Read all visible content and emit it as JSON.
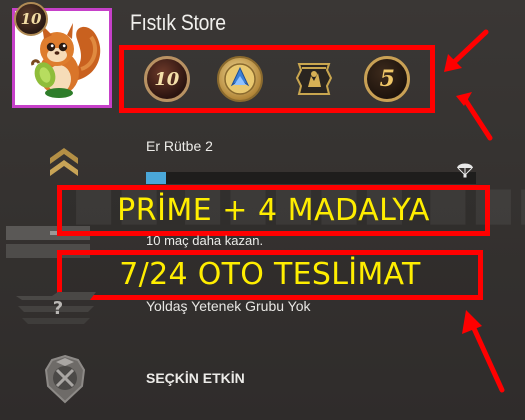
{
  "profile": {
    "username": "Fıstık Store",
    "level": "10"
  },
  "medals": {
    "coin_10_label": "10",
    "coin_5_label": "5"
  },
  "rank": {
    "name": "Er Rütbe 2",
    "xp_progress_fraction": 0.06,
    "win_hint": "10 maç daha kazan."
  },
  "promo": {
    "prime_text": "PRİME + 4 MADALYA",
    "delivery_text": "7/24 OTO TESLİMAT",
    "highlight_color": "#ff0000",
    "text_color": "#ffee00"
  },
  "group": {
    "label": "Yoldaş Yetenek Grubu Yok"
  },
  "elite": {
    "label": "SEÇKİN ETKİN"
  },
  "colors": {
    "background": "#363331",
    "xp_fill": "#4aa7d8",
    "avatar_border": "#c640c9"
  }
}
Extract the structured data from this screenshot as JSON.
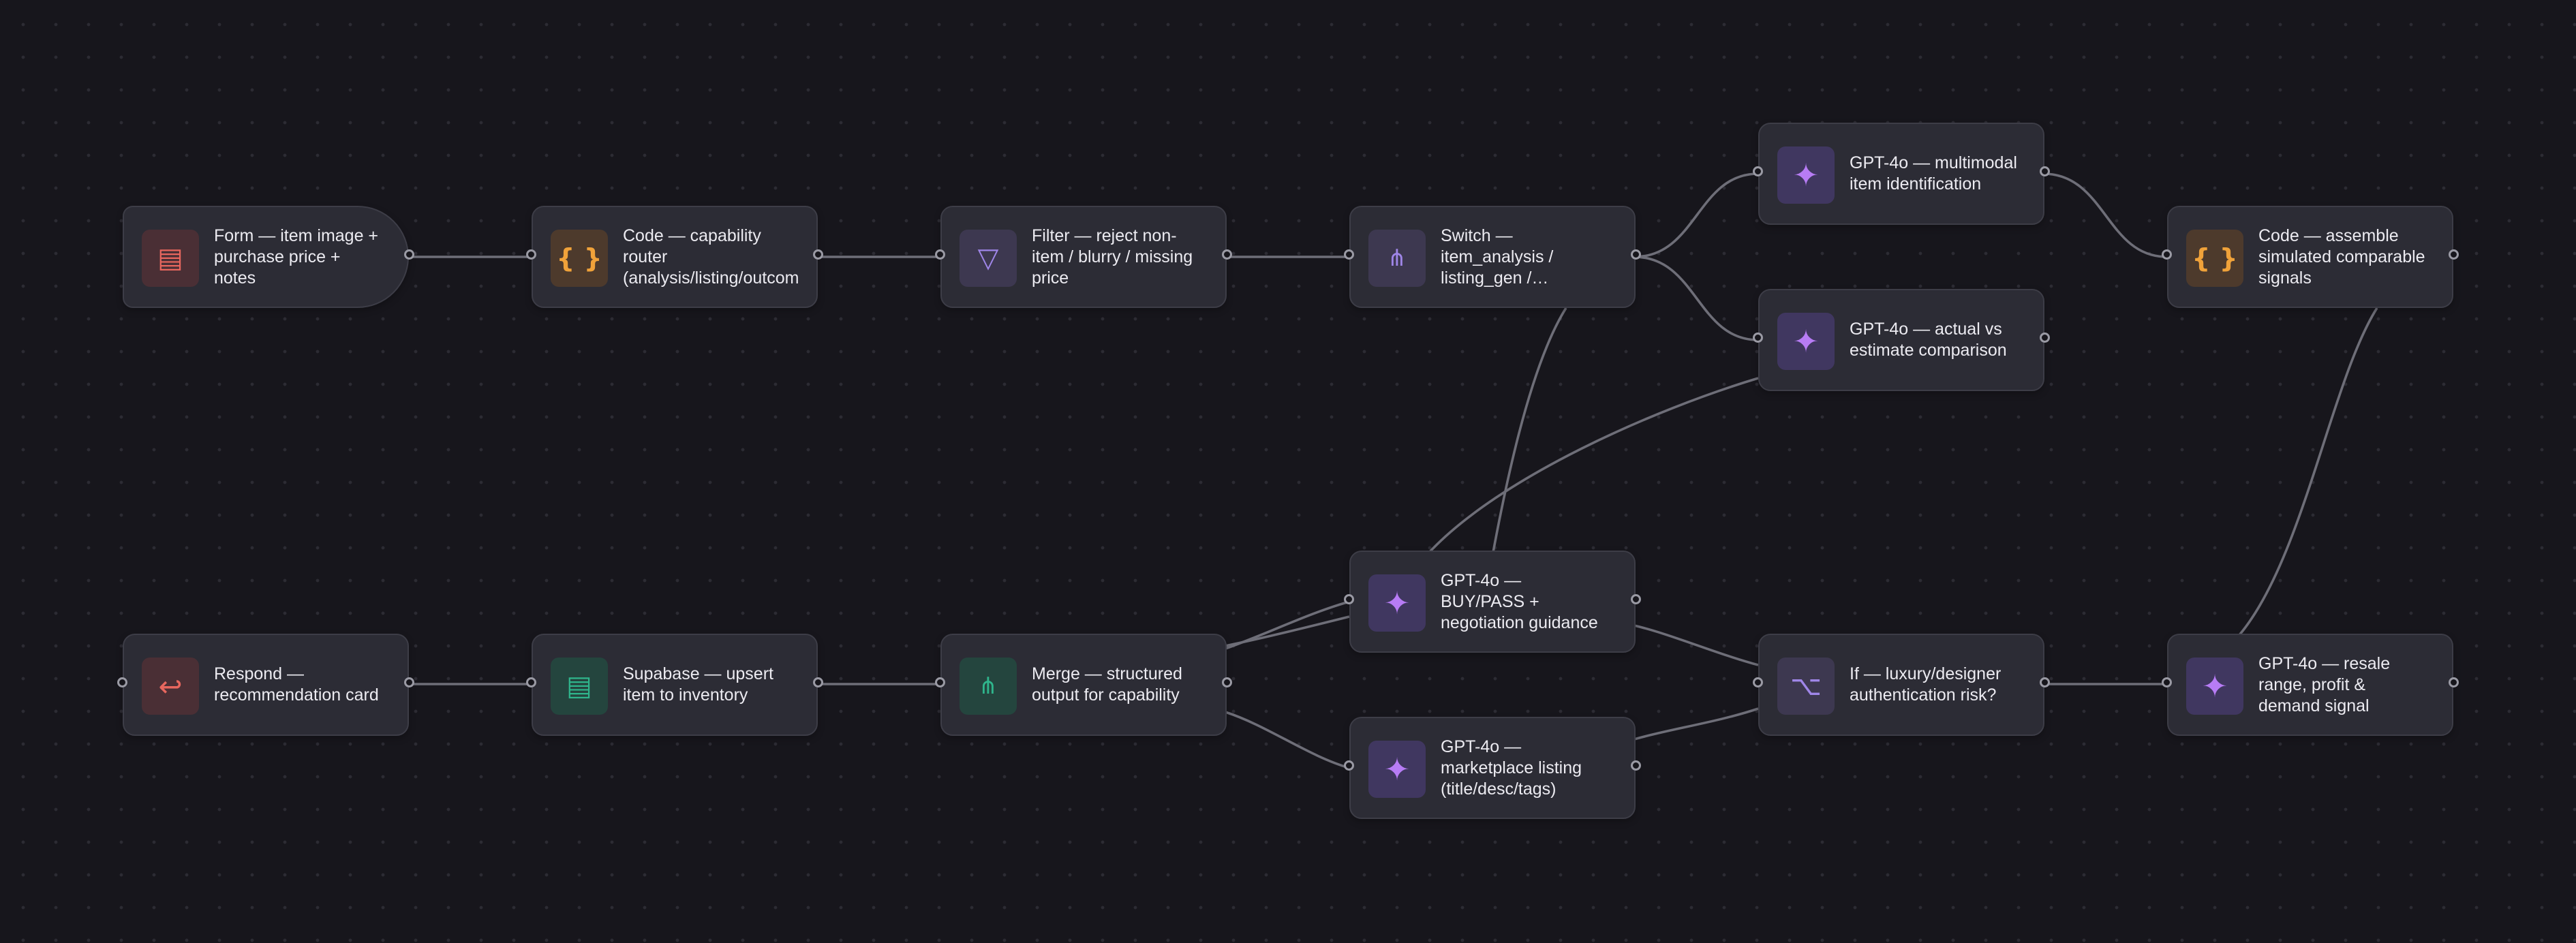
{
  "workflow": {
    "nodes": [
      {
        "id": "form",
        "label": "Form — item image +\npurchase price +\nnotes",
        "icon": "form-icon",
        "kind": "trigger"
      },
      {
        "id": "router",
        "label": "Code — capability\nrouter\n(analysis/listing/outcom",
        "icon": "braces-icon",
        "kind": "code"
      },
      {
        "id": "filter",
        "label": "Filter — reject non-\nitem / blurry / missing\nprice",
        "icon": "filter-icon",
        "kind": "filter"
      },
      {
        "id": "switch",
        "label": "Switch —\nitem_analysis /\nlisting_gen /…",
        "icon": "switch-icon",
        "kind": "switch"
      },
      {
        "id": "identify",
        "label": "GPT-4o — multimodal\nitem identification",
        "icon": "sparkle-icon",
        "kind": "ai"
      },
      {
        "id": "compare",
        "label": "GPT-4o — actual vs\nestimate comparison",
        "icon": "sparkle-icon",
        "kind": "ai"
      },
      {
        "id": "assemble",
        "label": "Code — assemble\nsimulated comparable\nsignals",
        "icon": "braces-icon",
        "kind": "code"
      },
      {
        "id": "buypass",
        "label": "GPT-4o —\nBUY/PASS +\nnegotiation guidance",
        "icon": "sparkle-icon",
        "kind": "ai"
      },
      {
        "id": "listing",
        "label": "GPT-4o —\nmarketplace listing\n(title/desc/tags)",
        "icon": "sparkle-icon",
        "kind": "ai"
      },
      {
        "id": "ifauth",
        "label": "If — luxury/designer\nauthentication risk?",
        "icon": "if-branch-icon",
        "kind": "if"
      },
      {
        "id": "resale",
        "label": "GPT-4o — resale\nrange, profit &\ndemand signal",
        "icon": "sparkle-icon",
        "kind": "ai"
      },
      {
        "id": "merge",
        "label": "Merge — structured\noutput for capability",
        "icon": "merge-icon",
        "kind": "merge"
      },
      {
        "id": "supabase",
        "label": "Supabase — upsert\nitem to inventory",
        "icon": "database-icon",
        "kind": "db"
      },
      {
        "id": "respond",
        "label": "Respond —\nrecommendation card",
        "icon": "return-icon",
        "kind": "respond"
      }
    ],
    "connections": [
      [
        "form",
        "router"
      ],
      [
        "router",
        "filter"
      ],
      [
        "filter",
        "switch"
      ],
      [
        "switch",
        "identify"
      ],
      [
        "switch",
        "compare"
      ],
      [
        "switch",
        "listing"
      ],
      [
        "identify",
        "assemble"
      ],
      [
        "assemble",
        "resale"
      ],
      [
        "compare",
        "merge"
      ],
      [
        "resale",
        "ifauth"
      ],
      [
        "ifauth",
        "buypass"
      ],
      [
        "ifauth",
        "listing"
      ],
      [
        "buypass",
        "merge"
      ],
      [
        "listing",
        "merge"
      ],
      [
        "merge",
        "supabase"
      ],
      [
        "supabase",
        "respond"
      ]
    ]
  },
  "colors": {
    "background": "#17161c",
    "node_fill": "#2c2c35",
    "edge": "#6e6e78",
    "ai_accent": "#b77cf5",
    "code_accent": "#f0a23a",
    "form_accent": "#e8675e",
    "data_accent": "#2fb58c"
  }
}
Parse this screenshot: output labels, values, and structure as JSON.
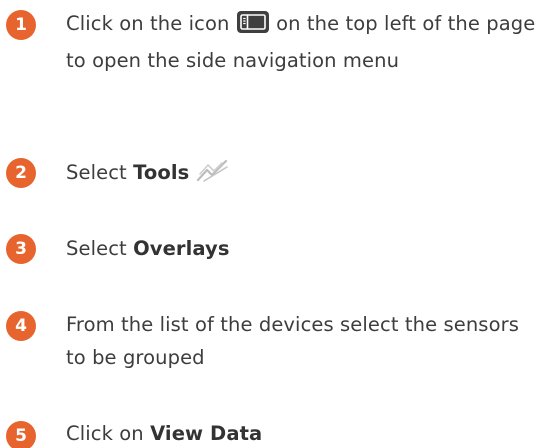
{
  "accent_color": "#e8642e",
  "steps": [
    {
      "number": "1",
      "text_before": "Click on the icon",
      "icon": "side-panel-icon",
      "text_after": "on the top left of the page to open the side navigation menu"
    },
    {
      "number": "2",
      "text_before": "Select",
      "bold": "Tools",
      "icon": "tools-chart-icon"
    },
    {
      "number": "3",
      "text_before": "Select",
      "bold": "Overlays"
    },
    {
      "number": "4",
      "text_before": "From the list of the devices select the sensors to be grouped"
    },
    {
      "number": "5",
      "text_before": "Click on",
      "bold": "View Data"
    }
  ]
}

____

WHAT THE TASK REQUIRES ▸
Can you repeat every record above exactly, apart from the pictures?

EXERCISE SOLUTION ▸
Read all visible content and emit it as JSON.
{
  "profile": {
    "username": "Fıstık Store",
    "level": "10"
  },
  "medals": {
    "coin_10_label": "10",
    "coin_5_label": "5"
  },
  "rank": {
    "name": "Er Rütbe 2",
    "xp_progress_fraction": 0.06,
    "win_hint": "10 maç daha kazan."
  },
  "promo": {
    "prime_text": "PRİME + 4 MADALYA",
    "delivery_text": "7/24 OTO TESLİMAT",
    "highlight_color": "#ff0000",
    "text_color": "#ffee00"
  },
  "group": {
    "label": "Yoldaş Yetenek Grubu Yok"
  },
  "elite": {
    "label": "SEÇKİN ETKİN"
  },
  "colors": {
    "background": "#363331",
    "xp_fill": "#4aa7d8",
    "avatar_border": "#c640c9"
  }
}
Extract the structured data from this screenshot as JSON.
{
  "workflow": {
    "nodes": [
      {
        "id": "form",
        "label": "Form — item image +\npurchase price +\nnotes",
        "icon": "form-icon",
        "kind": "trigger"
      },
      {
        "id": "router",
        "label": "Code — capability\nrouter\n(analysis/listing/outcom",
        "icon": "braces-icon",
        "kind": "code"
      },
      {
        "id": "filter",
        "label": "Filter — reject non-\nitem / blurry / missing\nprice",
        "icon": "filter-icon",
        "kind": "filter"
      },
      {
        "id": "switch",
        "label": "Switch —\nitem_analysis /\nlisting_gen /…",
        "icon": "switch-icon",
        "kind": "switch"
      },
      {
        "id": "identify",
        "label": "GPT-4o — multimodal\nitem identification",
        "icon": "sparkle-icon",
        "kind": "ai"
      },
      {
        "id": "compare",
        "label": "GPT-4o — actual vs\nestimate comparison",
        "icon": "sparkle-icon",
        "kind": "ai"
      },
      {
        "id": "assemble",
        "label": "Code — assemble\nsimulated comparable\nsignals",
        "icon": "braces-icon",
        "kind": "code"
      },
      {
        "id": "buypass",
        "label": "GPT-4o —\nBUY/PASS +\nnegotiation guidance",
        "icon": "sparkle-icon",
        "kind": "ai"
      },
      {
        "id": "listing",
        "label": "GPT-4o —\nmarketplace listing\n(title/desc/tags)",
        "icon": "sparkle-icon",
        "kind": "ai"
      },
      {
        "id": "ifauth",
        "label": "If — luxury/designer\nauthentication risk?",
        "icon": "if-branch-icon",
        "kind": "if"
      },
      {
        "id": "resale",
        "label": "GPT-4o — resale\nrange, profit &\ndemand signal",
        "icon": "sparkle-icon",
        "kind": "ai"
      },
      {
        "id": "merge",
        "label": "Merge — structured\noutput for capability",
        "icon": "merge-icon",
        "kind": "merge"
      },
      {
        "id": "supabase",
        "label": "Supabase — upsert\nitem to inventory",
        "icon": "database-icon",
        "kind": "db"
      },
      {
        "id": "respond",
        "label": "Respond —\nrecommendation card",
        "icon": "return-icon",
        "kind": "respond"
      }
    ],
    "connections": [
      [
        "form",
        "router"
      ],
      [
        "router",
        "filter"
      ],
      [
        "filter",
        "switch"
      ],
      [
        "switch",
        "identify"
      ],
      [
        "switch",
        "compare"
      ],
      [
        "switch",
        "listing"
      ],
      [
        "identify",
        "assemble"
      ],
      [
        "assemble",
        "resale"
      ],
      [
        "compare",
        "merge"
      ],
      [
        "resale",
        "ifauth"
      ],
      [
        "ifauth",
        "buypass"
      ],
      [
        "ifauth",
        "listing"
      ],
      [
        "buypass",
        "merge"
      ],
      [
        "listing",
        "merge"
      ],
      [
        "merge",
        "supabase"
      ],
      [
        "supabase",
        "respond"
      ]
    ]
  },
  "colors": {
    "background": "#17161c",
    "node_fill": "#2c2c35",
    "edge": "#6e6e78",
    "ai_accent": "#b77cf5",
    "code_accent": "#f0a23a",
    "form_accent": "#e8675e",
    "data_accent": "#2fb58c"
  }
}
Parse this screenshot: output labels, values, and structure as JSON.
{
  "accent_color": "#e8642e",
  "steps": [
    {
      "number": "1",
      "text_before": "Click on the icon",
      "icon": "side-panel-icon",
      "text_after": "on the top left of the page to open the side navigation menu"
    },
    {
      "number": "2",
      "text_before": "Select",
      "bold": "Tools",
      "icon": "tools-chart-icon"
    },
    {
      "number": "3",
      "text_before": "Select",
      "bold": "Overlays"
    },
    {
      "number": "4",
      "text_before": "From the list of the devices select the sensors to be grouped"
    },
    {
      "number": "5",
      "text_before": "Click on",
      "bold": "View Data"
    }
  ]
}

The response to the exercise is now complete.